Write each record again exactly as it stands.

— Start Data extract —

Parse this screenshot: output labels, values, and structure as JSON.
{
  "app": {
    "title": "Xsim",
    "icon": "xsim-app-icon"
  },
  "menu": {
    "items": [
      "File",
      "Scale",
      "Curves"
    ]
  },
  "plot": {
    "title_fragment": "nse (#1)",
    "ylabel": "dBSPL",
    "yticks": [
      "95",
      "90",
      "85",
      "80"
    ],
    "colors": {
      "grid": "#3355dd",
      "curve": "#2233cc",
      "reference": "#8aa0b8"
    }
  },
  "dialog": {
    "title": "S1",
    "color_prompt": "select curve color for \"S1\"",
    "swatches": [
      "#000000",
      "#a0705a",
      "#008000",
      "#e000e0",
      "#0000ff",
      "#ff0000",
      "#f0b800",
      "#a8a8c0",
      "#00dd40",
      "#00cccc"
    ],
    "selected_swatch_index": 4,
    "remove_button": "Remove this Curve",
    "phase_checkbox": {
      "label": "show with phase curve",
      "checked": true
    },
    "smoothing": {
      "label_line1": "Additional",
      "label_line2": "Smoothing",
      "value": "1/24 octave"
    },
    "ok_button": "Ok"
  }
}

— End Data extract —

Response:
Parse this screenshot: output labels, values, and structure as JSON.
{
  "app": {
    "title": "Xsim",
    "icon": "xsim-app-icon"
  },
  "menu": {
    "items": [
      "File",
      "Scale",
      "Curves"
    ]
  },
  "plot": {
    "title_fragment": "nse (#1)",
    "ylabel": "dBSPL",
    "yticks": [
      "95",
      "90",
      "85",
      "80"
    ],
    "colors": {
      "grid": "#3355dd",
      "curve": "#2233cc",
      "reference": "#8aa0b8"
    }
  },
  "dialog": {
    "title": "S1",
    "color_prompt": "select curve color for \"S1\"",
    "swatches": [
      "#000000",
      "#a0705a",
      "#008000",
      "#e000e0",
      "#0000ff",
      "#ff0000",
      "#f0b800",
      "#a8a8c0",
      "#00dd40",
      "#00cccc"
    ],
    "selected_swatch_index": 4,
    "remove_button": "Remove this Curve",
    "phase_checkbox": {
      "label": "show with phase curve",
      "checked": true
    },
    "smoothing": {
      "label_line1": "Additional",
      "label_line2": "Smoothing",
      "value": "1/24 octave"
    },
    "ok_button": "Ok"
  }
}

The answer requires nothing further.